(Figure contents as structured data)
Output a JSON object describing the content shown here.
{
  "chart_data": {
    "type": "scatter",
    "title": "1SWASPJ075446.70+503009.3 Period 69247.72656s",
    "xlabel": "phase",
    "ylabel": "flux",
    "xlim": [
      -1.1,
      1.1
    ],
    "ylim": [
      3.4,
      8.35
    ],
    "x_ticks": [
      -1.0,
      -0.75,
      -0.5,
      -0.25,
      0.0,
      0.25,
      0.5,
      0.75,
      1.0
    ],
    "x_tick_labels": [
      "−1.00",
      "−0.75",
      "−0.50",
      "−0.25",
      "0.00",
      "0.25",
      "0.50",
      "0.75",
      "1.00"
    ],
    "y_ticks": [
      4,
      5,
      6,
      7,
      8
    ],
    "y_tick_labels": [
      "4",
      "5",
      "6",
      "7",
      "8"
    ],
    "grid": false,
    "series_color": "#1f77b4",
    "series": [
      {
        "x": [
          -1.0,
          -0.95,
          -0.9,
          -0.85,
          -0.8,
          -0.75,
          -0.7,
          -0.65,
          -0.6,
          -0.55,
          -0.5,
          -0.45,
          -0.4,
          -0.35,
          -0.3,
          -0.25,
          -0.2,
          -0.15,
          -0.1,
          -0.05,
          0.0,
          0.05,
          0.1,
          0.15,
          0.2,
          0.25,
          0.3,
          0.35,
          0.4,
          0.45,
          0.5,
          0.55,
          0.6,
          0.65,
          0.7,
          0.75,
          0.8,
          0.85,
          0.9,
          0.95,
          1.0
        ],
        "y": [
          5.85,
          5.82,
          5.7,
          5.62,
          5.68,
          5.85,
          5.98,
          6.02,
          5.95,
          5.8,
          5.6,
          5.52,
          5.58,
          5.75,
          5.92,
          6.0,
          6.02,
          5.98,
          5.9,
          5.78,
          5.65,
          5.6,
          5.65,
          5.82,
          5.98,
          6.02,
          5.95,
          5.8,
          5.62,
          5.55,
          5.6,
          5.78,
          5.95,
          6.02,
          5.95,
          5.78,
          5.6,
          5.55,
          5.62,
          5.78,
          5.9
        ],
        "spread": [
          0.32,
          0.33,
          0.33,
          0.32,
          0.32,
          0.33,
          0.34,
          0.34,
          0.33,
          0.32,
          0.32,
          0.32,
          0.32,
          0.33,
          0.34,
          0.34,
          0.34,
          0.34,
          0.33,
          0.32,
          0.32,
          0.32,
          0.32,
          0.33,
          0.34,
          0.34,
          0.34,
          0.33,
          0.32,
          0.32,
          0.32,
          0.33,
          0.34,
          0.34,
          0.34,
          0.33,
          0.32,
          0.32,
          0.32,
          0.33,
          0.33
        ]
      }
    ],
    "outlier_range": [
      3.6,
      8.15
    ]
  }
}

* * *

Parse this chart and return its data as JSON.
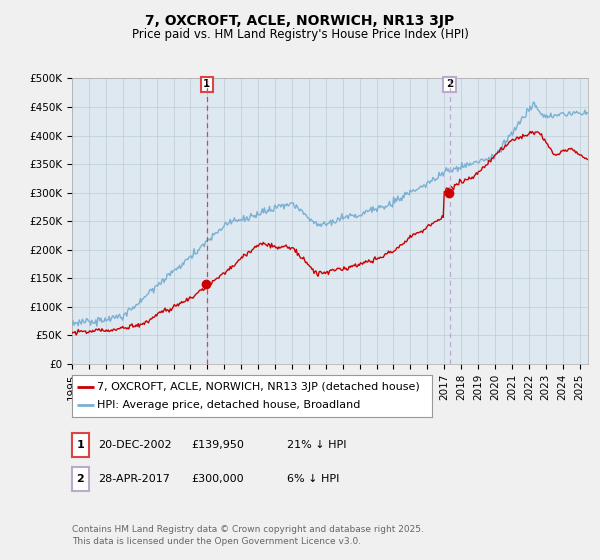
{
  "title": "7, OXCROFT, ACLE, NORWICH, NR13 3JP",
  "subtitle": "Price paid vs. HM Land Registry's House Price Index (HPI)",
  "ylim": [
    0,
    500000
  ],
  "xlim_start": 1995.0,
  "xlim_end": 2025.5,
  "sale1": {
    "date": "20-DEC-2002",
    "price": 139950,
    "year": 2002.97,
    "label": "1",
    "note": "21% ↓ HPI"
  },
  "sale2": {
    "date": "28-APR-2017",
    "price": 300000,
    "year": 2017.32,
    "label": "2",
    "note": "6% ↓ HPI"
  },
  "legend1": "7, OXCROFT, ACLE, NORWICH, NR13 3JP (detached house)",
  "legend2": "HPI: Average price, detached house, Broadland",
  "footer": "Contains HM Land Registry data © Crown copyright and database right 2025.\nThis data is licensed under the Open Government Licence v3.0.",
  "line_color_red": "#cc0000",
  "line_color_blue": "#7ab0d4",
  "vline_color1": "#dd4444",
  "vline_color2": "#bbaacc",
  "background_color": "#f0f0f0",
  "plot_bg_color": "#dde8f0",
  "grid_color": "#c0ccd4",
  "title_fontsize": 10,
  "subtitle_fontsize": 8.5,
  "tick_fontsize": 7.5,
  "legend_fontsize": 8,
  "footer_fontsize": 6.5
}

Written instruction
Find the word "ACLE" in the records and pull out each line that has it.

Solution to this exercise
  "title": "7, OXCROFT, ACLE, NORWICH, NR13 3JP",
  "legend1": "7, OXCROFT, ACLE, NORWICH, NR13 3JP (detached house)",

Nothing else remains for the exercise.